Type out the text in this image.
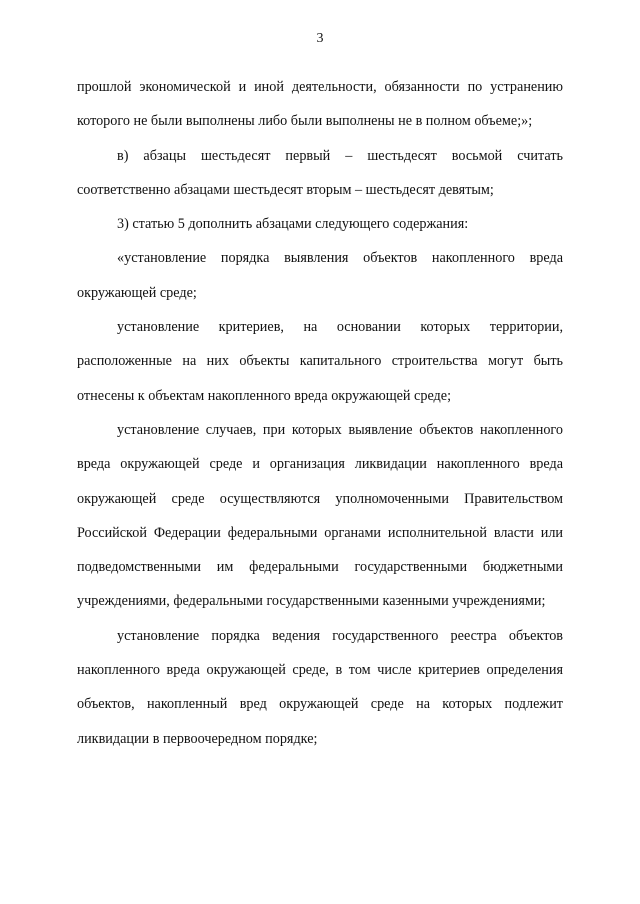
3

прошлой экономической и иной деятельности, обязанности по устранению которого не были выполнены либо были выполнены не в полном объеме;»;

в) абзацы шестьдесят первый – шестьдесят восьмой считать соответственно абзацами шестьдесят вторым – шестьдесят девятым;

3) статью 5 дополнить абзацами следующего содержания:

«установление порядка выявления объектов накопленного вреда окружающей среде;

установление критериев, на основании которых территории, расположенные на них объекты капитального строительства могут быть отнесены к объектам накопленного вреда окружающей среде;

установление случаев, при которых выявление объектов накопленного вреда окружающей среде и организация ликвидации накопленного вреда окружающей среде осуществляются уполномоченными Правительством Российской Федерации федеральными органами исполнительной власти или подведомственными им федеральными государственными бюджетными учреждениями, федеральными государственными казенными учреждениями;

установление порядка ведения государственного реестра объектов накопленного вреда окружающей среде, в том числе критериев определения объектов, накопленный вред окружающей среде на которых подлежит ликвидации в первоочередном порядке;
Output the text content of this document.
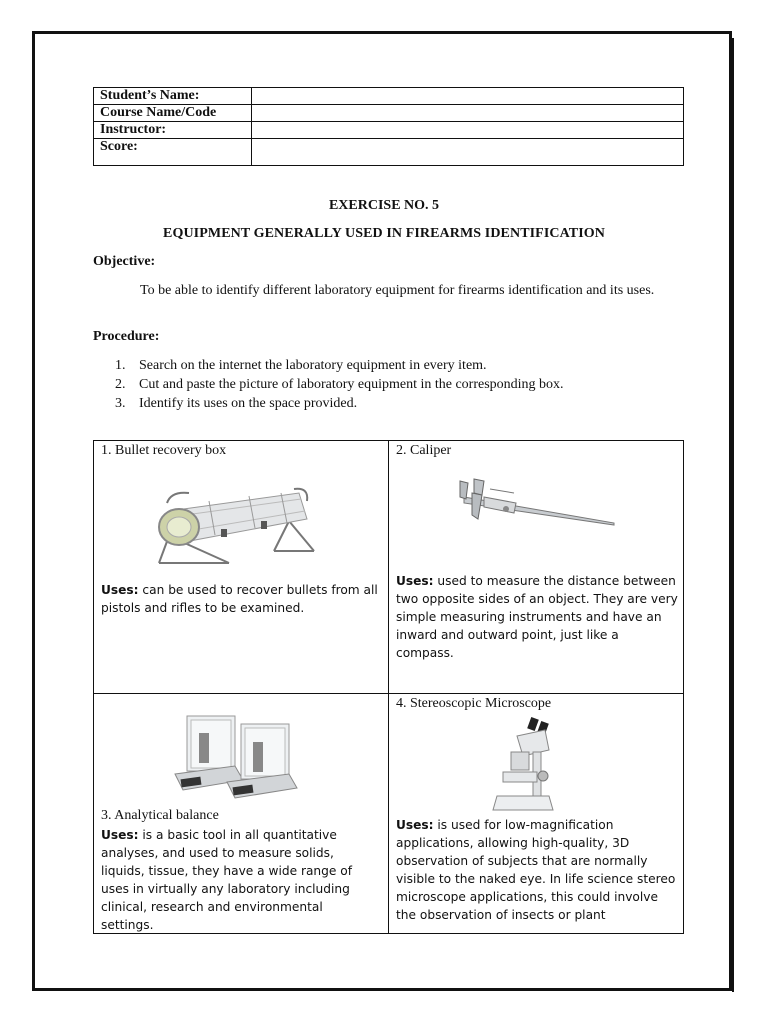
Student’s Name:	
Course Name/Code	
Instructor:	
Score:	
EXERCISE NO. 5
EQUIPMENT GENERALLY USED IN FIREARMS IDENTIFICATION
Objective:
To be able to identify different laboratory equipment for firearms identification and its uses.
Procedure:
1. Search on the internet the laboratory equipment in every item.
2. Cut and paste the picture of laboratory equipment in the corresponding box.
3. Identify its uses on the space provided.
1. Bullet recovery box
Uses: can be used to recover bullets from all pistols and rifles to be examined.
2. Caliper
Uses: used to measure the distance between two opposite sides of an object. They are very simple measuring instruments and have an inward and outward point, just like a compass.
3. Analytical balance
Uses: is a basic tool in all quantitative analyses, and used to measure solids, liquids, tissue, they have a wide range of uses in virtually any laboratory including clinical, research and environmental settings.
4. Stereoscopic Microscope
Uses: is used for low-magnification applications, allowing high-quality, 3D observation of subjects that are normally visible to the naked eye. In life science stereo microscope applications, this could involve the observation of insects or plant
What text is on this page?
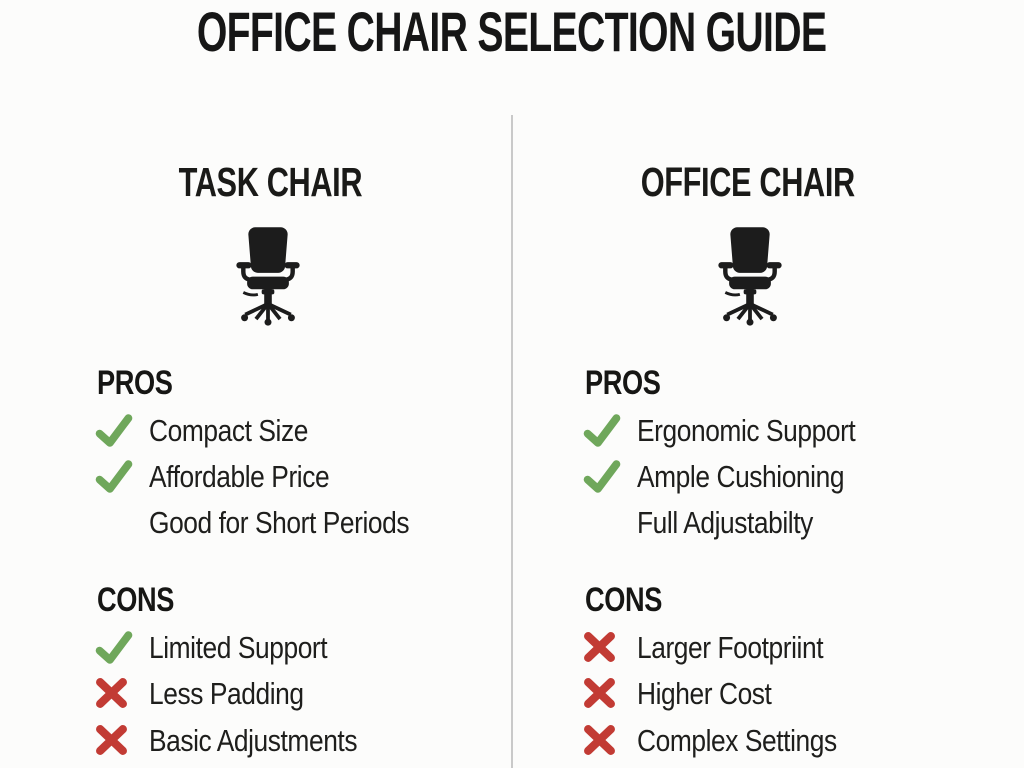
OFFICE CHAIR SELECTION GUIDE
TASK CHAIR
PROS
Compact Size
Affordable Price
Good for Short Periods
CONS
Limited Support
Less Padding
Basic Adjustments
OFFICE CHAIR
PROS
Ergonomic Support
Ample Cushioning
Full Adjustabilty
CONS
Larger Footpriint
Higher Cost
Complex Settings
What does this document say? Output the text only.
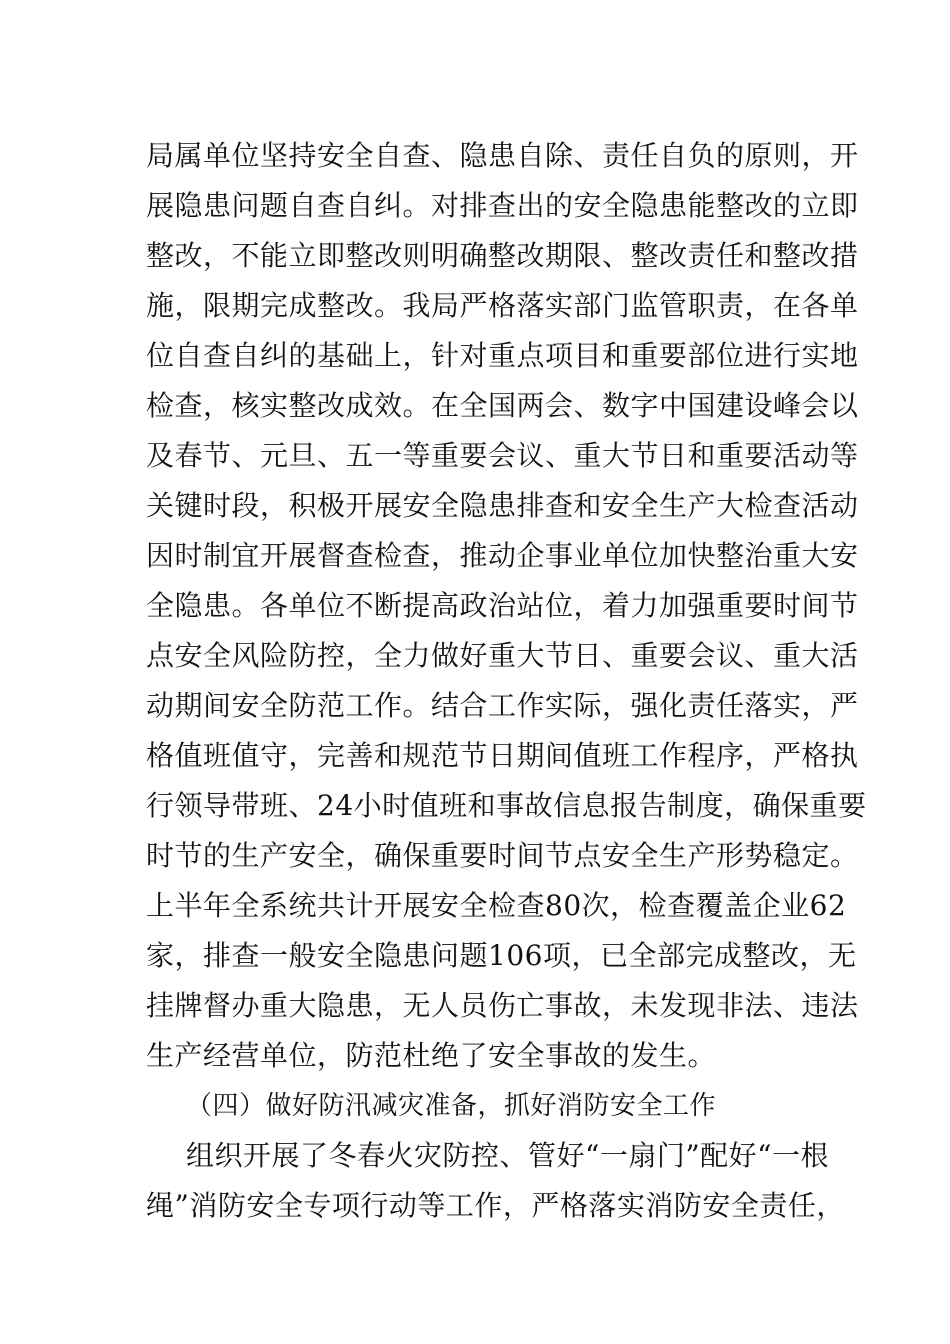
局属单位坚持安全自查、隐患自除、责任自负的原则，开
展隐患问题自查自纠。对排查出的安全隐患能整改的立即
整改，不能立即整改则明确整改期限、整改责任和整改措
施，限期完成整改。我局严格落实部门监管职责，在各单
位自查自纠的基础上，针对重点项目和重要部位进行实地
检查，核实整改成效。在全国两会、数字中国建设峰会以
及春节、元旦、五一等重要会议、重大节日和重要活动等
关键时段，积极开展安全隐患排查和安全生产大检查活动
因时制宜开展督查检查，推动企事业单位加快整治重大安
全隐患。各单位不断提高政治站位，着力加强重要时间节
点安全风险防控，全力做好重大节日、重要会议、重大活
动期间安全防范工作。结合工作实际，强化责任落实，严
格值班值守，完善和规范节日期间值班工作程序，严格执
行领导带班、24小时值班和事故信息报告制度，确保重要
时节的生产安全，确保重要时间节点安全生产形势稳定。
上半年全系统共计开展安全检查80次，检查覆盖企业62
家，排查一般安全隐患问题106项，已全部完成整改，无
挂牌督办重大隐患，无人员伤亡事故，未发现非法、违法
生产经营单位，防范杜绝了安全事故的发生。
（四）做好防汛减灾准备，抓好消防安全工作
组织开展了冬春火灾防控、管好“一扇门”配好“一根
绳”消防安全专项行动等工作，严格落实消防安全责任，
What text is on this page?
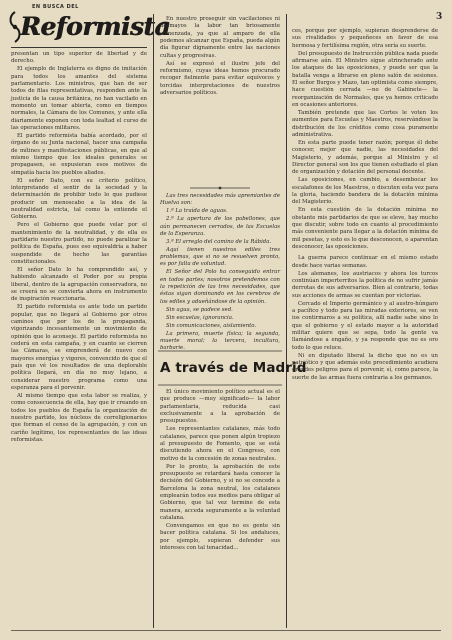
EN BUSCA DEL
Reformista	3

presentan un tipo superior de libertad y de derecho.

El ejemplo de Inglaterra es digno de imitación para todos los amantes del sistema parlamentario. Los ministros, que han de ser todos de filas representativas, responden ante la justicia de la causa británica, no han vacilado en momento un tomar abierta, como en tiempos normales, la Cámara de los Comunes, y ante ella diariamente exponen con toda lealtad el curso de las operaciones militares.

El partido reformista había acordado, por el órgano de su Junta nacional, hacer una campaña de mítines y manifestaciones públicas, en que al mismo tiempo que los ideales generales se propagasen, se expusieran esos motivos de simpatía hacia los pueblos aliados.

El señor Dato, con su criterio político, interpretando el sentir de la sociedad y la determinación de prohibir todo lo que pudiese producir un menoscabo a la idea de la neutralidad estricta, tal como la entiende el Gobierno.

Pero el Gobierno que puede velar por el mantenimiento de la neutralidad, y de ella es partidario nuestro partido, no puede paralizar la política de España, pues eso equivaldría a haber suspendido de hecho las garantías constitucionales.

El señor Dato lo ha comprendido así, y habiendo alcanzado el Poder por su propia liberal, dentro de la agrupación conservadora, no se creerá no se convierta ahora en instrumento de inspiración reaccionaria.

El partido reformista es ante todo un partido popular, que no llegará al Gobierno por otros caminos que por los de la propaganda, vigorizando incesantemente un movimiento de opinión que lo aconseje. El partido reformista no cederá en esta campaña, y en cuanto se cierren las Cámaras, se emprenderá de nuevo con mayores energías y vigores, convencido de que el país que vé los resultados de una deplorable política llegará, en día no muy lejano, a considerar nuestro programa como una esperanza para el porvenir.

Al mismo tiempo que esta labor se realiza, y como consecuencia de ella, hay que ir creando en todos los pueblos de España la organización de nuestro partido, los núcleos de correligionarios que forman el censo de la agrupación, y con un cariño legítimo, los representantes de las ideas reformistas.

En nuestro proseguir sin vacilaciones ni desmayos la labor tan briosamente comenzada, ya que al amparo de ella podemos alcanzar que España, pueda algún día figurar dignamente entre las naciones cultas y progresivas.

Así se expresó el ilustre jefe del reformismo, cuyas ideas hemos procurado recoger fielmente para evitar equívocos y torcidas interpretaciones de nuestros adversarios políticos.

Las tres necesidades más apremiantes de Huelva son:

1.ª La traída de aguas.

2.ª La apertura de los pabellones, que aún permanecen cerrados, de las Escuelas de la Esperanza.

3.ª El arreglo del camino de la Rábida.

Aquí tienen nuestros ediles tres problemas, que si no se resuelven pronto, es por falta de voluntad.

El Señor del Polo ha conseguido entrar en todos partes; nosotros pretendemos con la repetición de las tres necesidades, que éstas sigan dominando en los cerebros de los ediles y adueñándose de la opinión.

Sin agua, se padece sed.

Sin escuelas, ignorancia.

Sin comunicaciones, aislamiento.

La primera, muerte física; la segunda, muerte moral; la tercera, incultura, barbarie.

A través de Madrid

El único movimiento político actual es el que produce —muy significado— la labor parlamentaria, reducida casi exclusivamente a la aprobación de presupuestos.

Los representantes catalanes, más todo catalanes, parece que ponen algún tropiezo al presupuesto de Fomento, que se está discutiendo ahora en el Congreso, con motivo de la concesión de zonas neutrales.

Por lo pronto, la aprobación de este presupuesto se retardará hasta conocer la decisión del Gobierno, y si no se concede a Barcelona la zona neutral, los catalanes emplearán todos sus medios para obligar al Gobierno, que tal vez termine de esta manera, acceda seguramente a la voluntad catalana.

Convengamos en que no es gente sin bacer política catalana. Si los andaluces, por ejemplo, supieran defender sus intereses con tal tenacidad...

ces, porque por ejemplo, supieran desprenderse de sus rivalidades y pequeñeces en favor de esa hermosa y fertilísima región, otra sería su suerte.

Del presupuesto de Instrucción pública nada puede afirmarse aún. El Ministro sigue atrincherado ante los ataques de las oposiciones, y puede ser que la batalla venga a librarse en pleno salón de sesiones. El señor Burgos y Mazo, tan optimista como siempre, hace cuestión cerrada —no de Gabinete— la reorganización de Normales, que ya hemos criticado en ocasiones anteriores.

También pretende que las Cortes le voten los aumentos para Escuelas y Maestros, reservándose la distribución de los créditos como cosa puramente administrativa.

En esta parte puede tener razón; porque él debe conocer, mejor que nadie, las necesidades del Magisterio, y además, porque al Ministro y el Director general son los que tienen estudiado el plan de organización y dotación del personal docente.

Las oposiciones, en cambio, a desembocar los escalafones de los Maestros, o discuten esta vez para la gloria, haciendo bandera de la dotación mínima del Magisterio.

En esta cuestión de la dotación mínima no obstante mis partidarios de que se eleve, hay mucho que discutir, sobre todo en cuanto al procedimiento más conveniente para llegar a la dotación mínima de mil pesetas, y esto es lo que desconocen, o aparentan desconocer, las oposiciones.

La guerra parece continuar en el mismo estado desde hace varias semanas.

Los alemanes, los austriacos y ahora los turcos continúan imperterritos la política de no sufrir jamás derrotas de sus adversarios. Bien al contrario, todas sus acciones de armas se cuentan por victorias.

Cercado el Imperio germánico y al austro-húngaro a pacífico y todo para las miradas exteriores, se ven ios contirmaros a su política, allí nadie sabe sino lo que el gobierno y el estado mayor a la autoridad militar quiere que se sepa, todo la gente va llamándose a engaño, y ya responde que no es oro todo lo que reluce.

Ni en diputado liberal la dicho que no es un patriótico y que además este procedimiento acudiera grandes peligros para el porvenir, sí, como parece, la suerte de las armas fuera contraria a los germanos.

------------------------------------------------

Sift through the entries and copy every line with "CHAIR".

OFFICE CHAIR SELECTION GUIDE
TASK CHAIR
OFFICE CHAIR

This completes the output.